▸ **RECORD EXTRACTS**:
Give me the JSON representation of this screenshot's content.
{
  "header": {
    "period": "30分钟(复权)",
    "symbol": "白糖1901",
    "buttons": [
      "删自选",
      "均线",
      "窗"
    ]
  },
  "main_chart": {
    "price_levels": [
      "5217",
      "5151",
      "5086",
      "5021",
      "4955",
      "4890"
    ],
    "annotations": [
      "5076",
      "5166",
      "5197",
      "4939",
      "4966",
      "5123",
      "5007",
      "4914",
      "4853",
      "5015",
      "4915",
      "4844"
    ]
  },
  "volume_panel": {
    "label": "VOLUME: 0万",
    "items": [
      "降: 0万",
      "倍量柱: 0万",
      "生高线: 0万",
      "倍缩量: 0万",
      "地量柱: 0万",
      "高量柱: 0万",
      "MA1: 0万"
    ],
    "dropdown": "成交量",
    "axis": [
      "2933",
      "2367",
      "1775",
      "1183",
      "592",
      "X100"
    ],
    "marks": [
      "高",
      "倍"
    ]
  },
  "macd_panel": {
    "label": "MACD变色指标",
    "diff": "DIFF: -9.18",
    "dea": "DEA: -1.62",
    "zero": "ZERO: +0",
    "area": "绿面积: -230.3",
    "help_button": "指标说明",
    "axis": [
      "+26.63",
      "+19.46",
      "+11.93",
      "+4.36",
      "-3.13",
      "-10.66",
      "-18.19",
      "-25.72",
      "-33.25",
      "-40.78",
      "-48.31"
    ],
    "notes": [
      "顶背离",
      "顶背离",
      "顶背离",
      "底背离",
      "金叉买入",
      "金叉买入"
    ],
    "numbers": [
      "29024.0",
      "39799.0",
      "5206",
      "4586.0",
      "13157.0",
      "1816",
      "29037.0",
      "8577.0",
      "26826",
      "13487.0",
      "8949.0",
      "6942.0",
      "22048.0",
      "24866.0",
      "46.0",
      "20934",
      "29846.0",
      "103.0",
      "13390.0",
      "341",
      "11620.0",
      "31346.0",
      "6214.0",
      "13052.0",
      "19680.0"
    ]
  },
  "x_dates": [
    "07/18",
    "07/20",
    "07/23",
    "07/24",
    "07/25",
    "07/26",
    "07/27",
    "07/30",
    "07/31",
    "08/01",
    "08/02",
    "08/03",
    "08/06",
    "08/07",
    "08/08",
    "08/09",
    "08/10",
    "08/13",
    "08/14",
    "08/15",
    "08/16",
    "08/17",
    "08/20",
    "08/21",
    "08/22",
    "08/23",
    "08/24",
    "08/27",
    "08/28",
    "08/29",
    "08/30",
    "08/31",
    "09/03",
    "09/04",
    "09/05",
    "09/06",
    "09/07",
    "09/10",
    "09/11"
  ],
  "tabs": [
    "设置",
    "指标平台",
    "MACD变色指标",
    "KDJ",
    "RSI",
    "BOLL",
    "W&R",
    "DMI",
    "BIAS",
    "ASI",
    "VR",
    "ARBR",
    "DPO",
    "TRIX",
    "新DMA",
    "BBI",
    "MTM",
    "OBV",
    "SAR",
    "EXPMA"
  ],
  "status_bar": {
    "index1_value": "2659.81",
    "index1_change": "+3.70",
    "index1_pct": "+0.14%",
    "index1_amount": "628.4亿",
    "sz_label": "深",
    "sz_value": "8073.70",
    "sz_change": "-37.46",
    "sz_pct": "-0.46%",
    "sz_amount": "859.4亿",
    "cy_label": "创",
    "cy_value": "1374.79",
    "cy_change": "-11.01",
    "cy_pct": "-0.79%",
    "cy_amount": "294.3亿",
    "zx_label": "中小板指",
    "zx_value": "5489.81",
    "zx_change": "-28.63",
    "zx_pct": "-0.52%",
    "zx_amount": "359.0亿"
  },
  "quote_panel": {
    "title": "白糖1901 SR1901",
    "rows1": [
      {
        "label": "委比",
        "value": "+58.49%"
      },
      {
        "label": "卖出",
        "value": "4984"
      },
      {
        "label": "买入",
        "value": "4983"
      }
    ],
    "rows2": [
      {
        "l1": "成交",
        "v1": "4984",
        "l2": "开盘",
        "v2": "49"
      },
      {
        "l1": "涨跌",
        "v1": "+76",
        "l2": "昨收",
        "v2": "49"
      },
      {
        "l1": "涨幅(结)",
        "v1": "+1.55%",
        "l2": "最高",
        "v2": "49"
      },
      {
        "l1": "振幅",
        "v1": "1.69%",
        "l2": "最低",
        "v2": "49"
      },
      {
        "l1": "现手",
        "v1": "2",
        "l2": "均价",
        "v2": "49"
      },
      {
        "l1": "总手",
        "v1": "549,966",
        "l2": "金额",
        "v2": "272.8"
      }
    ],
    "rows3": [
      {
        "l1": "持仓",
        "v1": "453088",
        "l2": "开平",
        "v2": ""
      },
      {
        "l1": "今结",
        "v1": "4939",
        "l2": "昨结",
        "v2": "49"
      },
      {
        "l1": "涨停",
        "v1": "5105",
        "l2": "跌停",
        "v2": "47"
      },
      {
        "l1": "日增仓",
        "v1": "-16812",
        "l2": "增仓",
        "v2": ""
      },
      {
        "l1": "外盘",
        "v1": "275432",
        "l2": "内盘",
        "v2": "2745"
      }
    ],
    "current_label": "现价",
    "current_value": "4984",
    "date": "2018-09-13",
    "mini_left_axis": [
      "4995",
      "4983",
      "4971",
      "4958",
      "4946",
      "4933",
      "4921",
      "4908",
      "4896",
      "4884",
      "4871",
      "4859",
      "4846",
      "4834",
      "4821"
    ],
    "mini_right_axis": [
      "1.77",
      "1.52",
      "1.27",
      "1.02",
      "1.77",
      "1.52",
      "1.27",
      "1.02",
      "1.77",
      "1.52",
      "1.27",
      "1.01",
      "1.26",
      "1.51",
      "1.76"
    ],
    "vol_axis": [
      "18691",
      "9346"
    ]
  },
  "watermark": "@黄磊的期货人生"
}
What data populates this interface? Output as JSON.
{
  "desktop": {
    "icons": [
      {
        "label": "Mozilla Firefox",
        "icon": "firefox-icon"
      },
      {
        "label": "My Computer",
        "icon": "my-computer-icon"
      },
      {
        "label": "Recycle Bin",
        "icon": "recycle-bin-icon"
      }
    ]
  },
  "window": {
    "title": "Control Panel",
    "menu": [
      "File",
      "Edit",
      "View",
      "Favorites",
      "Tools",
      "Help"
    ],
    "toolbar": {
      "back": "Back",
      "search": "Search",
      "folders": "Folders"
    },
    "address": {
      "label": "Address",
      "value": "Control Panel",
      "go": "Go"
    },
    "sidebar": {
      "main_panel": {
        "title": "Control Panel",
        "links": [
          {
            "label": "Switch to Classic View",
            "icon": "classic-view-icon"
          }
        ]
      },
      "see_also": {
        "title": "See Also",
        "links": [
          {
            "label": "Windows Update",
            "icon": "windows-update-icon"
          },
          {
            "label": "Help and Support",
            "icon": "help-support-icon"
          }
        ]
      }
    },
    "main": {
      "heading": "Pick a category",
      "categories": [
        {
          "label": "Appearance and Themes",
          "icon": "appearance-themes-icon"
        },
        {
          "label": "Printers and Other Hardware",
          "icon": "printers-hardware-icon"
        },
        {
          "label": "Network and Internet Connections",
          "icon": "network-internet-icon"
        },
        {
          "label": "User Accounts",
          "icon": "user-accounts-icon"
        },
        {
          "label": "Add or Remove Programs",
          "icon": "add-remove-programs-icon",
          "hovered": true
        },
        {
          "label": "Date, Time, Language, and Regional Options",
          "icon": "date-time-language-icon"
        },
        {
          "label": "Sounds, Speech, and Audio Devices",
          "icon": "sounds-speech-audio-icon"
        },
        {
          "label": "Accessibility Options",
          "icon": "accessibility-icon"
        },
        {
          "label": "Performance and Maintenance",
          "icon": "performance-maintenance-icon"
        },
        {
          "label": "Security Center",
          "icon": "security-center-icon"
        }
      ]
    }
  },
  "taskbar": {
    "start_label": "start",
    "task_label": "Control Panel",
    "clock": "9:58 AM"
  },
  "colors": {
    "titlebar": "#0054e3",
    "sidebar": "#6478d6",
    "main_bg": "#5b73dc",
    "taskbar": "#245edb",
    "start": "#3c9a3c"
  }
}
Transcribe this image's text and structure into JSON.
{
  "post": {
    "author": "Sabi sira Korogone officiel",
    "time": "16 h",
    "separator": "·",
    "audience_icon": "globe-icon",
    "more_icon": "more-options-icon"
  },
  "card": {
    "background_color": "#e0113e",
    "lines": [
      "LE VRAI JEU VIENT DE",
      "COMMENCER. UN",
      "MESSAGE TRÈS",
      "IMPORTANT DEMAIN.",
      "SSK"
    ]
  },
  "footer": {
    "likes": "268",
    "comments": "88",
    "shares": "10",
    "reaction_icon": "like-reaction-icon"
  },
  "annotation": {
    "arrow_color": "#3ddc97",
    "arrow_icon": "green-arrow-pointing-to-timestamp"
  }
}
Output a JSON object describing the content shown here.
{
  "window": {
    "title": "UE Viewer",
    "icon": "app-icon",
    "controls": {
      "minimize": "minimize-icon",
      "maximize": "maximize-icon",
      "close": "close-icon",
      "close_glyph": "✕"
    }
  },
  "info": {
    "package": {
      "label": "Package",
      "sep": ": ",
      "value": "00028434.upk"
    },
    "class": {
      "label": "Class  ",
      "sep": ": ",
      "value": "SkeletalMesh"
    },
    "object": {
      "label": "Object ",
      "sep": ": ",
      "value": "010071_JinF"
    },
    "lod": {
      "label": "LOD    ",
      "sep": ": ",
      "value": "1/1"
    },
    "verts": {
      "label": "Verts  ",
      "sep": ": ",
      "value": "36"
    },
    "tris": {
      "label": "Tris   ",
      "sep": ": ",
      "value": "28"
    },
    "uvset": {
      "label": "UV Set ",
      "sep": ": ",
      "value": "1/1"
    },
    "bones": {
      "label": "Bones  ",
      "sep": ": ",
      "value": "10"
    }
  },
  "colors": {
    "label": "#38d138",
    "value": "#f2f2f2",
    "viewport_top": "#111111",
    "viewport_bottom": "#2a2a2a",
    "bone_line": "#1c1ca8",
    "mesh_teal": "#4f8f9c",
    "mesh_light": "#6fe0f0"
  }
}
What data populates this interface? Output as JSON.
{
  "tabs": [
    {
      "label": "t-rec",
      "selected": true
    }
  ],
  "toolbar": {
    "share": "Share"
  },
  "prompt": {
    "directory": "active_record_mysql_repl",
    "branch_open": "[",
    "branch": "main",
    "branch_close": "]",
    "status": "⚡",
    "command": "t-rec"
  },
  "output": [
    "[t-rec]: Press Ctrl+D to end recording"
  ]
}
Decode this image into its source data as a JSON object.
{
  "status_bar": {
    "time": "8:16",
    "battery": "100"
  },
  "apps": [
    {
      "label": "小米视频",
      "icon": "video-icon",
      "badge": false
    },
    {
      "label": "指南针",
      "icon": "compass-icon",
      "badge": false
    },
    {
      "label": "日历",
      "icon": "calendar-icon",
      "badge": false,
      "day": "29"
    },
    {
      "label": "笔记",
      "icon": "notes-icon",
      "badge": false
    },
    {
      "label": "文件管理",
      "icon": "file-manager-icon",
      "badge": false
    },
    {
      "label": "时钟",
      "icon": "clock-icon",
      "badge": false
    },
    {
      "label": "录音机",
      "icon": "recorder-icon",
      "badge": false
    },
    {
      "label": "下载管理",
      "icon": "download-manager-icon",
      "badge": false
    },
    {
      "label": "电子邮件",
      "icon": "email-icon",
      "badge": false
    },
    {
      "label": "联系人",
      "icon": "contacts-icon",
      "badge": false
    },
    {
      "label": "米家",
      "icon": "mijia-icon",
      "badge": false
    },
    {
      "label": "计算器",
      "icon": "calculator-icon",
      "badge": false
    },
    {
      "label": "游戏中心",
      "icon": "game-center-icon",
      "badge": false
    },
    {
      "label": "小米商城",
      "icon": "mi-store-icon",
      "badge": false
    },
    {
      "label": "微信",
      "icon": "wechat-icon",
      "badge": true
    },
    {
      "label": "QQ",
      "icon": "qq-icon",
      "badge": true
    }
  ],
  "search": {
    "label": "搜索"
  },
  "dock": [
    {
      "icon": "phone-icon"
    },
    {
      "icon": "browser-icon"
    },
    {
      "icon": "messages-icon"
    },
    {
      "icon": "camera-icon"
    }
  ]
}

▸ **PROBLEM REQUIREMENTS**:
Copy each line of the records that contains the word "into".

▸ **ANSWER FOR THE TASK**:
Transcribe this image's text and structure into JSON.
Decode this image into its source data as a JSON object.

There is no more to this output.